→ Short task
Copy, from the entries below, each line where the word "Dipanshu" can be found.

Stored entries
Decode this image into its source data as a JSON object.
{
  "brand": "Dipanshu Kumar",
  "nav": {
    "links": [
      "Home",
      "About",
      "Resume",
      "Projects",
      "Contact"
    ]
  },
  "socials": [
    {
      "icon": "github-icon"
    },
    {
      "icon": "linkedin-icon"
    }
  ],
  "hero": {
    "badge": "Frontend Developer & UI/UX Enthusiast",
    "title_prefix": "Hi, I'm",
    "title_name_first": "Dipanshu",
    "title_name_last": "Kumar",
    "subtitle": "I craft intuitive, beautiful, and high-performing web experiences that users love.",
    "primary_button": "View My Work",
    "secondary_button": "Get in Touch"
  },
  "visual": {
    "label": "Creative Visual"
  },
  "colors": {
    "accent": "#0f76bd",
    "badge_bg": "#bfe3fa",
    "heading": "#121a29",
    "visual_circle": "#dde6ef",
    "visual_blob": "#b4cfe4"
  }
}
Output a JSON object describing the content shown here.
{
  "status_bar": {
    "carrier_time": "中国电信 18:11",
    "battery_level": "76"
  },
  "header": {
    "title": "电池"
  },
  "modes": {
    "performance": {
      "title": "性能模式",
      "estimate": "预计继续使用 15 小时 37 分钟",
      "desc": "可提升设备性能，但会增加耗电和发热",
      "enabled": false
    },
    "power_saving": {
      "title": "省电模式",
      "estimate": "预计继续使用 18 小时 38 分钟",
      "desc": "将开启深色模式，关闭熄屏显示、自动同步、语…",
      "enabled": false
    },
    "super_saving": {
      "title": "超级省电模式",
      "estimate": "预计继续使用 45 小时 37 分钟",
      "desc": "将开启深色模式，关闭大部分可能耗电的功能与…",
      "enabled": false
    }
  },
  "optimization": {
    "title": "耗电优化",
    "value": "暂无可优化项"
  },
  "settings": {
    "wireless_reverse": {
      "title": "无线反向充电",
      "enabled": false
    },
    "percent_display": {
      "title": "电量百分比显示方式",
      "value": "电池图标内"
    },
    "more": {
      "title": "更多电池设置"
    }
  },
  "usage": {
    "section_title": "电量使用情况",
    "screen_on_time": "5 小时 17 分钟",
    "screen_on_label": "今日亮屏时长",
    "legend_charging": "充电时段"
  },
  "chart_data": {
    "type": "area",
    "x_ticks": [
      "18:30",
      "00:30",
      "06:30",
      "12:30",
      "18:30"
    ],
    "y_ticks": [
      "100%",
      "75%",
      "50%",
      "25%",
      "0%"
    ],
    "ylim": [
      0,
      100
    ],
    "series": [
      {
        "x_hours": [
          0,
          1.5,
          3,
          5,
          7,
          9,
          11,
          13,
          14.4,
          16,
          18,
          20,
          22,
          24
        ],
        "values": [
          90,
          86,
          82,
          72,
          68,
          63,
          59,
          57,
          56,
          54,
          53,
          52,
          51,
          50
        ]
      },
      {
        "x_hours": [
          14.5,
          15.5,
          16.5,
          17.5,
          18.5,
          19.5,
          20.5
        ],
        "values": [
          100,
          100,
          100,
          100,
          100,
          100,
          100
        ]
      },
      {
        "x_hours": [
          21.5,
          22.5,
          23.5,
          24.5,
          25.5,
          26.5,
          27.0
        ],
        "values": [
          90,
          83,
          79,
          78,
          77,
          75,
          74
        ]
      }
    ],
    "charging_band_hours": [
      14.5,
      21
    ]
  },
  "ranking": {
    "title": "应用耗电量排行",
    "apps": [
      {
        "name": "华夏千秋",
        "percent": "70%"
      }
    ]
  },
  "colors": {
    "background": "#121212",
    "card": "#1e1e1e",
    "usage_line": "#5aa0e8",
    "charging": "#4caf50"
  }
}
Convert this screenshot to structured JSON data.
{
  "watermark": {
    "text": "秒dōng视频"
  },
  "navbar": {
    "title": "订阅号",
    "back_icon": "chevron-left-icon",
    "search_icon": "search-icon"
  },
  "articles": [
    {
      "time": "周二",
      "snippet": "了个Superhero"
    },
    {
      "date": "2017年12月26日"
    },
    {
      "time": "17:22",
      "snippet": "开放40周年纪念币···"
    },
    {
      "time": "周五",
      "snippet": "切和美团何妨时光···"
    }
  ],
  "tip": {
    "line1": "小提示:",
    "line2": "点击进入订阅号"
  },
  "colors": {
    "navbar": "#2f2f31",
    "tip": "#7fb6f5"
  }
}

→ Solved exercise
  "brand": "Dipanshu Kumar",
    "title_name_first": "Dipanshu",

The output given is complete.